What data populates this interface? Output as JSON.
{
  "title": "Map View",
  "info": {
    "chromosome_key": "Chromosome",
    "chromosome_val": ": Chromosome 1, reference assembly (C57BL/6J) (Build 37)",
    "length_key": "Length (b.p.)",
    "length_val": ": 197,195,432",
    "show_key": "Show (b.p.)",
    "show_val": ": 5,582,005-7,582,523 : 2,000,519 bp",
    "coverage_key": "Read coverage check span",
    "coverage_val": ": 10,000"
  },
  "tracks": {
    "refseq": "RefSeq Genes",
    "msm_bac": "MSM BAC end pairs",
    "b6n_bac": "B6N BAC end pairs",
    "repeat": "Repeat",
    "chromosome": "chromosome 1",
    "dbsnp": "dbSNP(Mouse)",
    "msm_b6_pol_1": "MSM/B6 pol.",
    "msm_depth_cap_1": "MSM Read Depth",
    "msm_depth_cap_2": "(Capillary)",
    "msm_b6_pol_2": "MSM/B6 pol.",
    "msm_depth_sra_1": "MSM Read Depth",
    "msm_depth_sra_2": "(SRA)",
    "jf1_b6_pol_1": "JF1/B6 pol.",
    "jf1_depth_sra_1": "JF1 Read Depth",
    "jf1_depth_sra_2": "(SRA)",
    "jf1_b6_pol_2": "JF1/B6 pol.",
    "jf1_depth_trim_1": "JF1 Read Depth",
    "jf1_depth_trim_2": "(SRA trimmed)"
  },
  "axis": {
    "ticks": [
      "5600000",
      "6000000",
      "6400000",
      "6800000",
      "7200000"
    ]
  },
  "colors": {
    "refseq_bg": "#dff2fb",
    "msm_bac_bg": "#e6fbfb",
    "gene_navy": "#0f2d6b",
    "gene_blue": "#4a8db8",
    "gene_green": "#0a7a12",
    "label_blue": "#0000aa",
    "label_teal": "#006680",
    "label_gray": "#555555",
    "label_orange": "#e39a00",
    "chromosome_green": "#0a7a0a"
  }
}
++++++
(Directions): Print out the whole of the material above exactly as it stands.

(Reply):
What data populates this interface? Output as JSON.
{
  "title": "Map View",
  "info": {
    "chromosome_key": "Chromosome",
    "chromosome_val": ": Chromosome 1, reference assembly (C57BL/6J) (Build 37)",
    "length_key": "Length (b.p.)",
    "length_val": ": 197,195,432",
    "show_key": "Show (b.p.)",
    "show_val": ": 5,582,005-7,582,523 : 2,000,519 bp",
    "coverage_key": "Read coverage check span",
    "coverage_val": ": 10,000"
  },
  "tracks": {
    "refseq": "RefSeq Genes",
    "msm_bac": "MSM BAC end pairs",
    "b6n_bac": "B6N BAC end pairs",
    "repeat": "Repeat",
    "chromosome": "chromosome 1",
    "dbsnp": "dbSNP(Mouse)",
    "msm_b6_pol_1": "MSM/B6 pol.",
    "msm_depth_cap_1": "MSM Read Depth",
    "msm_depth_cap_2": "(Capillary)",
    "msm_b6_pol_2": "MSM/B6 pol.",
    "msm_depth_sra_1": "MSM Read Depth",
    "msm_depth_sra_2": "(SRA)",
    "jf1_b6_pol_1": "JF1/B6 pol.",
    "jf1_depth_sra_1": "JF1 Read Depth",
    "jf1_depth_sra_2": "(SRA)",
    "jf1_b6_pol_2": "JF1/B6 pol.",
    "jf1_depth_trim_1": "JF1 Read Depth",
    "jf1_depth_trim_2": "(SRA trimmed)"
  },
  "axis": {
    "ticks": [
      "5600000",
      "6000000",
      "6400000",
      "6800000",
      "7200000"
    ]
  },
  "colors": {
    "refseq_bg": "#dff2fb",
    "msm_bac_bg": "#e6fbfb",
    "gene_navy": "#0f2d6b",
    "gene_blue": "#4a8db8",
    "gene_green": "#0a7a12",
    "label_blue": "#0000aa",
    "label_teal": "#006680",
    "label_gray": "#555555",
    "label_orange": "#e39a00",
    "chromosome_green": "#0a7a0a"
  }
}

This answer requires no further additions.